### INPUT

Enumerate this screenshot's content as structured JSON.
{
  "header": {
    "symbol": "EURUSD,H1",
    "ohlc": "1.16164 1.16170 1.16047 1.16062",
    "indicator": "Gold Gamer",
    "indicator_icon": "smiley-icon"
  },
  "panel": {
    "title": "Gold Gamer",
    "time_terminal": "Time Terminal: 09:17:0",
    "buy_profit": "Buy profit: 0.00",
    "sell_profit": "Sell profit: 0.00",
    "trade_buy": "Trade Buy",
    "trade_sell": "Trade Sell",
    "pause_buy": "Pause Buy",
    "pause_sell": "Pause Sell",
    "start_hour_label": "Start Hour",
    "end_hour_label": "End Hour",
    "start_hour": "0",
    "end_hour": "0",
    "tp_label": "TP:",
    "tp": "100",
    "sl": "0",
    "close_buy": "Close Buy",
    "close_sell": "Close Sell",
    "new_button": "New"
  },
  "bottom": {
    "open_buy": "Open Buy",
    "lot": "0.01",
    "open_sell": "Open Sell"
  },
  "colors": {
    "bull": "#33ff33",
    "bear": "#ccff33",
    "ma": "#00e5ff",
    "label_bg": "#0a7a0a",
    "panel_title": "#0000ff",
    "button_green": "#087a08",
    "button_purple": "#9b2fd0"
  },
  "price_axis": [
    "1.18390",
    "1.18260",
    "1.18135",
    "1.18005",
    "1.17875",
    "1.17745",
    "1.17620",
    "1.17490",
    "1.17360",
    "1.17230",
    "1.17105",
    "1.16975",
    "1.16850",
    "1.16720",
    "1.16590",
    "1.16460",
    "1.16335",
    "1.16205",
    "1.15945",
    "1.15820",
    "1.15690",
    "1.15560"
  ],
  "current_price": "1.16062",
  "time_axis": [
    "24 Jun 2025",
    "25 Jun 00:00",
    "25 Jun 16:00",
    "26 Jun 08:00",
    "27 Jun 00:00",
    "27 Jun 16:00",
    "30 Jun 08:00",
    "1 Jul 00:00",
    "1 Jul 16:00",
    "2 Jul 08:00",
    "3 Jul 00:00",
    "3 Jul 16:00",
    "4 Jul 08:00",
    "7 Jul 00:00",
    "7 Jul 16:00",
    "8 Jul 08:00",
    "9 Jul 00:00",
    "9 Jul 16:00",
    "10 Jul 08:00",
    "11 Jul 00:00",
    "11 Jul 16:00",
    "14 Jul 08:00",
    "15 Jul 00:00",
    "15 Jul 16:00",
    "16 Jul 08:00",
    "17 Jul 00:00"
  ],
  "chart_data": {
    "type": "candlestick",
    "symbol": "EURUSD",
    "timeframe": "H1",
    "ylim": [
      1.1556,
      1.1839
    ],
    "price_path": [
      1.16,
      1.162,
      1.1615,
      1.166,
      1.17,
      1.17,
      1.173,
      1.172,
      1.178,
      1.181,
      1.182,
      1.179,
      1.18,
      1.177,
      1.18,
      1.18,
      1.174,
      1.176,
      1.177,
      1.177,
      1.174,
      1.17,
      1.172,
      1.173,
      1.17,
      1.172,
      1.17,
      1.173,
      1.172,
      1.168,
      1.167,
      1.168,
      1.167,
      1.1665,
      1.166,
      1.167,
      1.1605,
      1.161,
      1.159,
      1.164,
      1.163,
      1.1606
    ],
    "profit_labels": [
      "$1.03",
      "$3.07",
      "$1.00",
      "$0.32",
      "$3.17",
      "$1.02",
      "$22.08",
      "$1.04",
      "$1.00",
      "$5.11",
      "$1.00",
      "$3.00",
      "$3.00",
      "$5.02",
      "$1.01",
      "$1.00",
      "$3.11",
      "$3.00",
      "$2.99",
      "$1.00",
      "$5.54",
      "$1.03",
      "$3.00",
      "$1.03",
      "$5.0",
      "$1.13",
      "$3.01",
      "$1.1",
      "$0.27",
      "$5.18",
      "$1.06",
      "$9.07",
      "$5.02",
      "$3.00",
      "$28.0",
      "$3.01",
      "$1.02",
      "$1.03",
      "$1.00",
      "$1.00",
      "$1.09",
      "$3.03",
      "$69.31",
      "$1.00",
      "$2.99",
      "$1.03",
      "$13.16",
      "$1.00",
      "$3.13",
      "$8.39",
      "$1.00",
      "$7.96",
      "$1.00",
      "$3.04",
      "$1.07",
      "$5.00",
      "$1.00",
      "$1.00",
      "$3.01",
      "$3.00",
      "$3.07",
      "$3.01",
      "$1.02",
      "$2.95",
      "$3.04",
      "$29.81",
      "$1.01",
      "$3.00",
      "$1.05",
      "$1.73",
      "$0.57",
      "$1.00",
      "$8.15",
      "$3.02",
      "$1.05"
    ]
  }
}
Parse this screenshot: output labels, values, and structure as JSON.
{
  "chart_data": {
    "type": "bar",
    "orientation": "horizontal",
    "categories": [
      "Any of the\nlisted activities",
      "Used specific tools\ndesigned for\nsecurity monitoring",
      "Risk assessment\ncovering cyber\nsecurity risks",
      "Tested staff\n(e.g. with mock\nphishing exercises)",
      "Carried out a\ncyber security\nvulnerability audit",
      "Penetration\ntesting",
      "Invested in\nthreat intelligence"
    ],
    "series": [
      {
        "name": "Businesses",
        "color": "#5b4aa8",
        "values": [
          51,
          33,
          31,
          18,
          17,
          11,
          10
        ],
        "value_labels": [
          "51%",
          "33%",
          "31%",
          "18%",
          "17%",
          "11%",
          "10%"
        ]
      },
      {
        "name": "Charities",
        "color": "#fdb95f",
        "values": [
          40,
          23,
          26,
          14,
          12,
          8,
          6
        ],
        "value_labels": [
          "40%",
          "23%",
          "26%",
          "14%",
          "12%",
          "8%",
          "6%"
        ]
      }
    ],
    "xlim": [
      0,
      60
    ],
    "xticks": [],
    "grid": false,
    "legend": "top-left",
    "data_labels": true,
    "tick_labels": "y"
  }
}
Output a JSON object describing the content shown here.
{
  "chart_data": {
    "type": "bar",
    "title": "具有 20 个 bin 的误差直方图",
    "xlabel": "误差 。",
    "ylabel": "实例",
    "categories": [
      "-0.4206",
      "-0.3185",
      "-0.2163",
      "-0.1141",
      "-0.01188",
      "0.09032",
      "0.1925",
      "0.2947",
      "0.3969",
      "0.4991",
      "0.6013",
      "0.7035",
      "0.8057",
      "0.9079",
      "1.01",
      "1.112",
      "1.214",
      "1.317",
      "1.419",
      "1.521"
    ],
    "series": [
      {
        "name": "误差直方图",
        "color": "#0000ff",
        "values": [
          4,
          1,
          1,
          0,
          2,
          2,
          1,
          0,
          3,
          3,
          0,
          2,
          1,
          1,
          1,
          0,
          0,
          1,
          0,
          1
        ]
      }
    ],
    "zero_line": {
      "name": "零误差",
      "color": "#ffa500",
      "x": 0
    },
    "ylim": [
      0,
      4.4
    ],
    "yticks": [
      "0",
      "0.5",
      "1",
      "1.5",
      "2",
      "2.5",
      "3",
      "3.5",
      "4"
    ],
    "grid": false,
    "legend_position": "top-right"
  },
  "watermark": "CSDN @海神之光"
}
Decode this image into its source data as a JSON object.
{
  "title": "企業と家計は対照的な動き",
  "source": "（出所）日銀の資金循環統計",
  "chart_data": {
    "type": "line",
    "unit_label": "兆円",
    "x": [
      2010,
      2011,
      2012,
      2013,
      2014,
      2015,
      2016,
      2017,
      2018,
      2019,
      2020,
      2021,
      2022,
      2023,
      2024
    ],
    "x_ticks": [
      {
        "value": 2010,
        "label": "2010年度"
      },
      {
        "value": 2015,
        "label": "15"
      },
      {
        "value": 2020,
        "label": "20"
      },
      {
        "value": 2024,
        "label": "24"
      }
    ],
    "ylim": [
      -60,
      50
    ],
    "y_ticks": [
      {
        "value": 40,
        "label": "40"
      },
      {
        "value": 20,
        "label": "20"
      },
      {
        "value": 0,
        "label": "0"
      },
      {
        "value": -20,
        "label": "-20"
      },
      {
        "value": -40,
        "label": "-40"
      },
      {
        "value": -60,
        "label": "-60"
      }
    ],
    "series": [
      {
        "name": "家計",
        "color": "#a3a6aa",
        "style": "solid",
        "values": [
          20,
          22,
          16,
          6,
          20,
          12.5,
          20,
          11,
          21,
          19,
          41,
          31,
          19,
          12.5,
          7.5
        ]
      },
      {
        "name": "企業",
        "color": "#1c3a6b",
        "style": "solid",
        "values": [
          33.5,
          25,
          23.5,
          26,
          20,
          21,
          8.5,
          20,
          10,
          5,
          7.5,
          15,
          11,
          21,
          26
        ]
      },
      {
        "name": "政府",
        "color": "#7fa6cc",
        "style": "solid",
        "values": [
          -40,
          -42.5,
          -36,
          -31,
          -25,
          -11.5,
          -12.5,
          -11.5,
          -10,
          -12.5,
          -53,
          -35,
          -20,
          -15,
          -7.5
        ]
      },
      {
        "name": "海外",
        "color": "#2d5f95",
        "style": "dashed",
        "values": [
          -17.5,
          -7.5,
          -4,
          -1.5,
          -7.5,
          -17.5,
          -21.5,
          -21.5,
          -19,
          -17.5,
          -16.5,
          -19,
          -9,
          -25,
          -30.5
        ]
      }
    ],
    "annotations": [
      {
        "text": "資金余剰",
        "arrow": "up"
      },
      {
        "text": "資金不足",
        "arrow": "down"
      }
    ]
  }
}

### TASK INSTRUCTIONS
For each line in the data above that contains the string "Trade", extract the line.

### EXPECTED OUTPUT
    "trade_buy": "Trade Buy",
    "trade_sell": "Trade Sell",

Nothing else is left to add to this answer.